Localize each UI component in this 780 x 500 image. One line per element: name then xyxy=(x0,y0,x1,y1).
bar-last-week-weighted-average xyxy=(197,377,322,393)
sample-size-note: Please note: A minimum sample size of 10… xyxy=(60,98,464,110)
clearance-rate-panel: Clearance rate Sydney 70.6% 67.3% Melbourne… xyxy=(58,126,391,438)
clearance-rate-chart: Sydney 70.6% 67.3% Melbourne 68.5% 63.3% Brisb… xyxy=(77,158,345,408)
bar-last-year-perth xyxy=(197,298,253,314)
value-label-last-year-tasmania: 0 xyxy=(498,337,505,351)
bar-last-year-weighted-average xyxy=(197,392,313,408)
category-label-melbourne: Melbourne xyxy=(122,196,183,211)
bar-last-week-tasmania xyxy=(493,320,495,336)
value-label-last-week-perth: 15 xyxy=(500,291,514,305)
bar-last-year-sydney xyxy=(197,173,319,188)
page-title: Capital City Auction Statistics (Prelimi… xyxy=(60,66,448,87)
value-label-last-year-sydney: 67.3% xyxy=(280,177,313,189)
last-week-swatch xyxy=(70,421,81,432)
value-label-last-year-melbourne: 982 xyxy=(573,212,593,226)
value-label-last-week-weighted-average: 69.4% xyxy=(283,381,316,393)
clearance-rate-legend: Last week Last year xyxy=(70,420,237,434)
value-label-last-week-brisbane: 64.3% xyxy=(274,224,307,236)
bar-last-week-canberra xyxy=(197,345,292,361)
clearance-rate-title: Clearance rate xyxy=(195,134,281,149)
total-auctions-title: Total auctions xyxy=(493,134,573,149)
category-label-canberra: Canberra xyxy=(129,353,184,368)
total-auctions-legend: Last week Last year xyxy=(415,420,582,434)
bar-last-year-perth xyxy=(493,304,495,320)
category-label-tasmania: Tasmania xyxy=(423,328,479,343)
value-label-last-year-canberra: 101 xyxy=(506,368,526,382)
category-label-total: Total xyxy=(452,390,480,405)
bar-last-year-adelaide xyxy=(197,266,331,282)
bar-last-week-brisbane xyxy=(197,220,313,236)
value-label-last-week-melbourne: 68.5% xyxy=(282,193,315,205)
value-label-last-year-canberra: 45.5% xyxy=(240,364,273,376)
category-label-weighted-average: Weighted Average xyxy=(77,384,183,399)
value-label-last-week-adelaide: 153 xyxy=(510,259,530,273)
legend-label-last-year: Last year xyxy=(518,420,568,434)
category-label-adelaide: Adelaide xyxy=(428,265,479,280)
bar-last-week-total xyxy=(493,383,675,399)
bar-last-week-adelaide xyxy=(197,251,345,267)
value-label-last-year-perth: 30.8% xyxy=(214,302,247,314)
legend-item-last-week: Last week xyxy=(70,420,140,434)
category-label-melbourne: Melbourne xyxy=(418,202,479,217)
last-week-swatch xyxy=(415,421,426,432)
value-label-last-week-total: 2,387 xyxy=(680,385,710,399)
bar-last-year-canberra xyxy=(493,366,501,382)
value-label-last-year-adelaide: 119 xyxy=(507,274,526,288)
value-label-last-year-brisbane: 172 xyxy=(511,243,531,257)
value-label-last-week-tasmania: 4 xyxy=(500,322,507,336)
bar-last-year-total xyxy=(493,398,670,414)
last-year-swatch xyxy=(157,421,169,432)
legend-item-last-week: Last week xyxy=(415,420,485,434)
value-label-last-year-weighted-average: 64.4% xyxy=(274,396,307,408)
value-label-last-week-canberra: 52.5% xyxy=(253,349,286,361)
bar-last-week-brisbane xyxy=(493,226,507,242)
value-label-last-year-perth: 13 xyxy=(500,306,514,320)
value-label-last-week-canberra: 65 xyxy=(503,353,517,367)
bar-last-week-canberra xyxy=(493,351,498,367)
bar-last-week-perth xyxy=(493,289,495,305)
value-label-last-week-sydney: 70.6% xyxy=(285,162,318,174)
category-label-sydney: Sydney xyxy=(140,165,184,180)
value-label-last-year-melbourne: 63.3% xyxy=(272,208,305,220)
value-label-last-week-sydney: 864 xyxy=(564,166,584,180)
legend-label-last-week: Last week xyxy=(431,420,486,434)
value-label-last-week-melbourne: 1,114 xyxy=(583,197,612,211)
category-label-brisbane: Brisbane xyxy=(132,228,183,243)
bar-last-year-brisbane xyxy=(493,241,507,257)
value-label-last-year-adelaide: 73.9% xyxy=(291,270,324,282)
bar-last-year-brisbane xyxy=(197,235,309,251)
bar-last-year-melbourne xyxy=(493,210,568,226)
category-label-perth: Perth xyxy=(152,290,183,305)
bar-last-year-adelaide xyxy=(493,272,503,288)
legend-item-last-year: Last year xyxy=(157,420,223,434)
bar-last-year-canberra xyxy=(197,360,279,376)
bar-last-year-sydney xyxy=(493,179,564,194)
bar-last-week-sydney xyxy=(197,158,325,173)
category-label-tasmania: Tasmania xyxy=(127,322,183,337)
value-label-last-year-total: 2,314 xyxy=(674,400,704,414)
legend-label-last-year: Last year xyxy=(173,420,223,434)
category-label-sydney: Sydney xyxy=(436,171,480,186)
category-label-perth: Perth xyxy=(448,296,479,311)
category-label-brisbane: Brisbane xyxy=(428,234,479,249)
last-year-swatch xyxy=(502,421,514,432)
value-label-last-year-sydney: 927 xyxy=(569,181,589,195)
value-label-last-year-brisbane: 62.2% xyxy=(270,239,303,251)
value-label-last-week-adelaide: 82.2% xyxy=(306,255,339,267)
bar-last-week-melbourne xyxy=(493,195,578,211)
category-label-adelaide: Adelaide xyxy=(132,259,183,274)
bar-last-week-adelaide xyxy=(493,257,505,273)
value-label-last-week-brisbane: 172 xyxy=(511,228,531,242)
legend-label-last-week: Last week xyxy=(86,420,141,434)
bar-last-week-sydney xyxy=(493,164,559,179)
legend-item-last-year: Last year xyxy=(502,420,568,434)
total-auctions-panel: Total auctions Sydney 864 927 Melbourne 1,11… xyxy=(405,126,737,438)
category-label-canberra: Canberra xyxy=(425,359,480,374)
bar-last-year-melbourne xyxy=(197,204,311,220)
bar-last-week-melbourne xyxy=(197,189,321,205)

**TASK OBJECTIVE:** Print all of the lines above again, character for character, without changing anything.

**TASK RESULT:**
Localize each UI component in this 780 x 500 image. One line per element: name then xyxy=(x0,y0,x1,y1).
bar-last-week-weighted-average xyxy=(197,377,322,393)
sample-size-note: Please note: A minimum sample size of 10… xyxy=(60,98,464,110)
clearance-rate-panel: Clearance rate Sydney 70.6% 67.3% Melbourne… xyxy=(58,126,391,438)
clearance-rate-chart: Sydney 70.6% 67.3% Melbourne 68.5% 63.3% Brisb… xyxy=(77,158,345,408)
bar-last-year-perth xyxy=(197,298,253,314)
value-label-last-year-tasmania: 0 xyxy=(498,337,505,351)
bar-last-year-weighted-average xyxy=(197,392,313,408)
category-label-melbourne: Melbourne xyxy=(122,196,183,211)
bar-last-week-tasmania xyxy=(493,320,495,336)
value-label-last-week-perth: 15 xyxy=(500,291,514,305)
bar-last-year-sydney xyxy=(197,173,319,188)
page-title: Capital City Auction Statistics (Prelimi… xyxy=(60,66,448,87)
value-label-last-year-sydney: 67.3% xyxy=(280,177,313,189)
last-week-swatch xyxy=(70,421,81,432)
value-label-last-year-melbourne: 982 xyxy=(573,212,593,226)
value-label-last-week-weighted-average: 69.4% xyxy=(283,381,316,393)
clearance-rate-legend: Last week Last year xyxy=(70,420,237,434)
value-label-last-week-brisbane: 64.3% xyxy=(274,224,307,236)
bar-last-week-canberra xyxy=(197,345,292,361)
clearance-rate-title: Clearance rate xyxy=(195,134,281,149)
total-auctions-title: Total auctions xyxy=(493,134,573,149)
category-label-canberra: Canberra xyxy=(129,353,184,368)
total-auctions-legend: Last week Last year xyxy=(415,420,582,434)
bar-last-year-perth xyxy=(493,304,495,320)
category-label-tasmania: Tasmania xyxy=(423,328,479,343)
value-label-last-year-canberra: 101 xyxy=(506,368,526,382)
category-label-total: Total xyxy=(452,390,480,405)
bar-last-year-adelaide xyxy=(197,266,331,282)
bar-last-week-brisbane xyxy=(197,220,313,236)
value-label-last-week-melbourne: 68.5% xyxy=(282,193,315,205)
value-label-last-year-canberra: 45.5% xyxy=(240,364,273,376)
category-label-weighted-average: Weighted Average xyxy=(77,384,183,399)
value-label-last-week-adelaide: 153 xyxy=(510,259,530,273)
legend-label-last-year: Last year xyxy=(518,420,568,434)
category-label-adelaide: Adelaide xyxy=(428,265,479,280)
bar-last-week-total xyxy=(493,383,675,399)
bar-last-week-adelaide xyxy=(197,251,345,267)
value-label-last-year-perth: 30.8% xyxy=(214,302,247,314)
legend-item-last-week: Last week xyxy=(70,420,140,434)
category-label-melbourne: Melbourne xyxy=(418,202,479,217)
last-week-swatch xyxy=(415,421,426,432)
value-label-last-week-total: 2,387 xyxy=(680,385,710,399)
bar-last-year-canberra xyxy=(493,366,501,382)
value-label-last-year-adelaide: 119 xyxy=(507,274,526,288)
value-label-last-year-brisbane: 172 xyxy=(511,243,531,257)
value-label-last-week-tasmania: 4 xyxy=(500,322,507,336)
bar-last-year-total xyxy=(493,398,670,414)
last-year-swatch xyxy=(157,421,169,432)
legend-item-last-week: Last week xyxy=(415,420,485,434)
value-label-last-year-weighted-average: 64.4% xyxy=(274,396,307,408)
value-label-last-week-canberra: 52.5% xyxy=(253,349,286,361)
bar-last-week-brisbane xyxy=(493,226,507,242)
value-label-last-year-perth: 13 xyxy=(500,306,514,320)
value-label-last-week-canberra: 65 xyxy=(503,353,517,367)
bar-last-week-canberra xyxy=(493,351,498,367)
bar-last-week-perth xyxy=(493,289,495,305)
value-label-last-week-sydney: 70.6% xyxy=(285,162,318,174)
category-label-sydney: Sydney xyxy=(140,165,184,180)
value-label-last-year-melbourne: 63.3% xyxy=(272,208,305,220)
value-label-last-week-sydney: 864 xyxy=(564,166,584,180)
legend-label-last-week: Last week xyxy=(431,420,486,434)
value-label-last-week-melbourne: 1,114 xyxy=(583,197,612,211)
category-label-brisbane: Brisbane xyxy=(132,228,183,243)
bar-last-year-brisbane xyxy=(493,241,507,257)
value-label-last-year-adelaide: 73.9% xyxy=(291,270,324,282)
bar-last-year-brisbane xyxy=(197,235,309,251)
bar-last-year-melbourne xyxy=(493,210,568,226)
category-label-perth: Perth xyxy=(152,290,183,305)
bar-last-year-adelaide xyxy=(493,272,503,288)
legend-item-last-year: Last year xyxy=(157,420,223,434)
bar-last-year-canberra xyxy=(197,360,279,376)
bar-last-year-sydney xyxy=(493,179,564,194)
bar-last-week-sydney xyxy=(197,158,325,173)
category-label-tasmania: Tasmania xyxy=(127,322,183,337)
value-label-last-year-total: 2,314 xyxy=(674,400,704,414)
legend-label-last-year: Last year xyxy=(173,420,223,434)
category-label-sydney: Sydney xyxy=(436,171,480,186)
category-label-perth: Perth xyxy=(448,296,479,311)
category-label-brisbane: Brisbane xyxy=(428,234,479,249)
last-year-swatch xyxy=(502,421,514,432)
value-label-last-year-sydney: 927 xyxy=(569,181,589,195)
value-label-last-year-brisbane: 62.2% xyxy=(270,239,303,251)
value-label-last-week-adelaide: 82.2% xyxy=(306,255,339,267)
bar-last-week-melbourne xyxy=(493,195,578,211)
category-label-adelaide: Adelaide xyxy=(132,259,183,274)
bar-last-week-adelaide xyxy=(493,257,505,273)
value-label-last-week-brisbane: 172 xyxy=(511,228,531,242)
legend-label-last-week: Last week xyxy=(86,420,141,434)
bar-last-week-sydney xyxy=(493,164,559,179)
legend-item-last-year: Last year xyxy=(502,420,568,434)
total-auctions-panel: Total auctions Sydney 864 927 Melbourne 1,11… xyxy=(405,126,737,438)
category-label-canberra: Canberra xyxy=(425,359,480,374)
bar-last-year-melbourne xyxy=(197,204,311,220)
bar-last-week-melbourne xyxy=(197,189,321,205)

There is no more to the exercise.